Direction 1
In the holographic display excerpt, what is the motor 414 attached to?
Direction 2
Please write the next part of the holographic display excerpt, picking up after its final sentence.

>> start Text excerpt

FIG. 4 illustrates an example of a holographic display system 400 that employs a display platform 402 to rotate at least one flat panel display 404 at a rate that is synchronized with a frame rate and angle of images generated of an object and displayed on the flat panel display 404. In preferred implementations, the display platform 402 includes a mounting mechanism 412 on which the flat panel display 404 is mounted, and a motor that rotates the mounting mechanism 412 at a controlled rate. In some implementations, the rate of rotation can be controlled to between 900 and 1,500 revolutions per minute (rpm). In other implementations, lower or higher speeds can be employed. For example, in one specific implementation, the rotation speed can be controlled to a rate between 120 and 7200 rpm.
In some preferred exemplary implementations, the flat panel display 404 is a touch screen-type display device as would be found on a conventional iPhone, iPod, or other smart phone or media player device. The display platform 402 can include a cylindrical sleeve 406 that is at least partially transparent, and preferably transparent all around the viewable area of the flat panel display 404. In some implementations, the sleeve 406 is transparent from all viewing angles, and the flat panel display 404 rotates inside of it, while in other implementations, the sleeve 406 rotates with the flat panel display 404.
The display platform 402 can further include a cap 406 that is coupled by threaded region 410 to the cylindrical sleeve 406. The cap 406 can be coupled by other coupling mechanism. The mounting mechanism 412 can include a dock with a data and electrical connection, as is found in conventional iPhone or iPod docking stations. The display platform 402 also includes a motor 414 attached to a non-moving base 416. The motor 414 rotates the mounting mechanism 412 to a rotation rate between 900 and 1,500 rpm. The motor 414 can be controlled by an external computer or other controller. In some implementations, the controller can include a control button 401 or switch for controlling one or more functions of the display platform 402.

>> end Text excerpt
>> start Information shown

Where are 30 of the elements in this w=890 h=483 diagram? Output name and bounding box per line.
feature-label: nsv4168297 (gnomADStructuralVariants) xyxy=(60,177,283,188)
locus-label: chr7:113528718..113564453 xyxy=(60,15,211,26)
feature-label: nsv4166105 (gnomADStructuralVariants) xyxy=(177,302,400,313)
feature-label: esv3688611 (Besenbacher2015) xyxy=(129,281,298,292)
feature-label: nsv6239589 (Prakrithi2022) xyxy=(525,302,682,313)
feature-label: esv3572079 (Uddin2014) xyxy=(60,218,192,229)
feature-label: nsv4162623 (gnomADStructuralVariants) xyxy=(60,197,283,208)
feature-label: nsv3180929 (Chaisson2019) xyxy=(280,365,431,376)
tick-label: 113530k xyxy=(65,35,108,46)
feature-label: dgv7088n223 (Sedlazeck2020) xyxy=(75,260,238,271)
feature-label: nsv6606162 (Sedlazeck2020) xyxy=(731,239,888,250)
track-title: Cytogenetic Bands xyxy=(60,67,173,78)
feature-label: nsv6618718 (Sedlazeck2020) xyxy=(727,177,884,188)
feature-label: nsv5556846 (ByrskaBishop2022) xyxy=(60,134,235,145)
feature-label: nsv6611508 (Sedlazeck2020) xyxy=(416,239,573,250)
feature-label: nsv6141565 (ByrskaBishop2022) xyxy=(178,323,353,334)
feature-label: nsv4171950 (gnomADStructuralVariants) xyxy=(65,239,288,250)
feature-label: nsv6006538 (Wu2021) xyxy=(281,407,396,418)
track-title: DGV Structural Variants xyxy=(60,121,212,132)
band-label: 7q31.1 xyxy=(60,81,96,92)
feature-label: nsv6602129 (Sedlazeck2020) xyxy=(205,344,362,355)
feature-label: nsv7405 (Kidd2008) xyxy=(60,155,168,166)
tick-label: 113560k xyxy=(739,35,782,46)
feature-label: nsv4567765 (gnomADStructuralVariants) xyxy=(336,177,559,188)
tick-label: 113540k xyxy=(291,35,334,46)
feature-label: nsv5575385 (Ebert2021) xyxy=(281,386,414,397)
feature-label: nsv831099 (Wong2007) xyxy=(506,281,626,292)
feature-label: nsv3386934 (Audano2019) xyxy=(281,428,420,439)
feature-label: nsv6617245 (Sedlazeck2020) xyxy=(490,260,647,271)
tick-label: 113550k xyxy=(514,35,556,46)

>> end Information shown

Exercise result 1
A non-moving base 416.

Exercise result 2
FIG. 5 is a flowchart of a method 500 for generating a simulated three-dimensional or holographic display, starting at 502, by controlling a display platform to operate a flat panel display substantially as described above and as follows. At 504, the display is initialized, such as a rendering of an object from an initial angle or view. At 506, a rotation offset is calculated, based on inputs including an accelerometer or gyroscope 501, optical sensor 503 and/or other sensor 505. At 508, external input is received by the display platform, including WIFI or Bluetooth data input 507, user input 509 such as can provided by a computer or other input device, and/or camera or other miscellaneous hardware 511. At 510, artificial intelligence is performed on the display platform, such as speed of rotation, number of frames per second to be displayed, display angle of the object to be rendered, etc. At 512, the artificial intelligence is used to provide the engine logic to control the display platform. At 514, the display is rendered by rotating the display synchronized with a frame rate and image angle of an object being displayed. The method 500 can repeat at 506, or stop at 516.
In another implementation, a multi-directional display is provided, which can be viewed from any direction around the screen. The multi-directional display takes advantage of high refresh rates of a video screen by rotating the screen around a vertical center axis (y-axis). At sufficiently high rotate rates, an image displayed on the rotating screen is visible 360 degrees around the display.
In preferred exemplary implementations, the multi-directional display uses the same physical setup as the holographic display described above. However, the image displayed on the screen need not be synchronized with a rate of rotation of the platform. Instead, the image displayed on the screen, and the refresh rate used to display the image, is independent of the viewing angle or angle of rotation. In some implementations, the multi-directional display rotates at a target rotational rate of 10-100 revolutions per second, and preferably at 24-40 revolutions per second, or even 24-30 revolutions per second.
The multi-directional display can be implemented by one or more computers and computer displays. Using a computer to manipulate the display enables a single object (soda can, model, car, etc) to be displayed. Providing the rotation speed of the screen to correspond with a refresh rates enables the object to appear to be floating in the air, and provides three-dimensional characteristics, giving the impression of a hologram. The objects can be animated by traditional computer methods, and with the addition of holographic characteristics, entices the user to watch longer and with greater attention.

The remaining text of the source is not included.